## DIRECTIVE
Search the records for the word "Comarch" and report each line that has it.

## INPUT DATA
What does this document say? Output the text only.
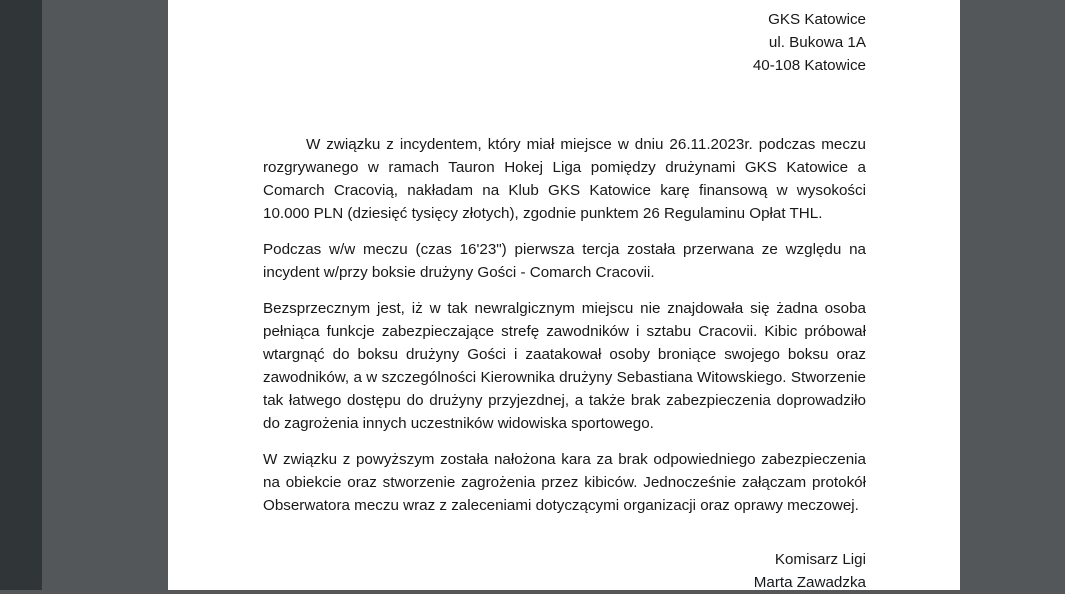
GKS Katowice
ul. Bukowa 1A
40-108 Katowice

W związku z incydentem, który miał miejsce w dniu 26.11.2023r. podczas meczu rozgrywanego w ramach Tauron Hokej Liga pomiędzy drużynami GKS Katowice a Comarch Cracovią, nakładam na Klub GKS Katowice karę finansową w wysokości 10.000 PLN (dziesięć tysięcy złotych), zgodnie punktem 26 Regulaminu Opłat THL.

Podczas w/w meczu (czas 16'23") pierwsza tercja została przerwana ze względu na incydent w/przy boksie drużyny Gości - Comarch Cracovii.

Bezsprzecznym jest, iż w tak newralgicznym miejscu nie znajdowała się żadna osoba pełniąca funkcje zabezpieczające strefę zawodników i sztabu Cracovii. Kibic próbował wtargnąć do boksu drużyny Gości i zaatakował osoby broniące swojego boksu oraz zawodników, a w szczególności Kierownika drużyny Sebastiana Witowskiego. Stworzenie tak łatwego dostępu do drużyny przyjezdnej, a także brak zabezpieczenia doprowadziło do zagrożenia innych uczestników widowiska sportowego.

W związku z powyższym została nałożona kara za brak odpowiedniego zabezpieczenia na obiekcie oraz stworzenie zagrożenia przez kibiców. Jednocześnie załączam protokół Obserwatora meczu wraz z zaleceniami dotyczącymi organizacji oraz oprawy meczowej.

Komisarz Ligi
Marta Zawadzka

## THE RESULT
W związku z incydentem, który miał miejsce w dniu 26.11.2023r. podczas meczu rozgrywanego w ramach Tauron Hokej Liga pomiędzy drużynami GKS Katowice a Comarch Cracovią, nakładam na Klub GKS Katowice karę finansową w wysokości 10.000 PLN (dziesięć tysięcy złotych), zgodnie punktem 26 Regulaminu Opłat THL.
Podczas w/w meczu (czas 16'23") pierwsza tercja została przerwana ze względu na incydent w/przy boksie drużyny Gości - Comarch Cracovii.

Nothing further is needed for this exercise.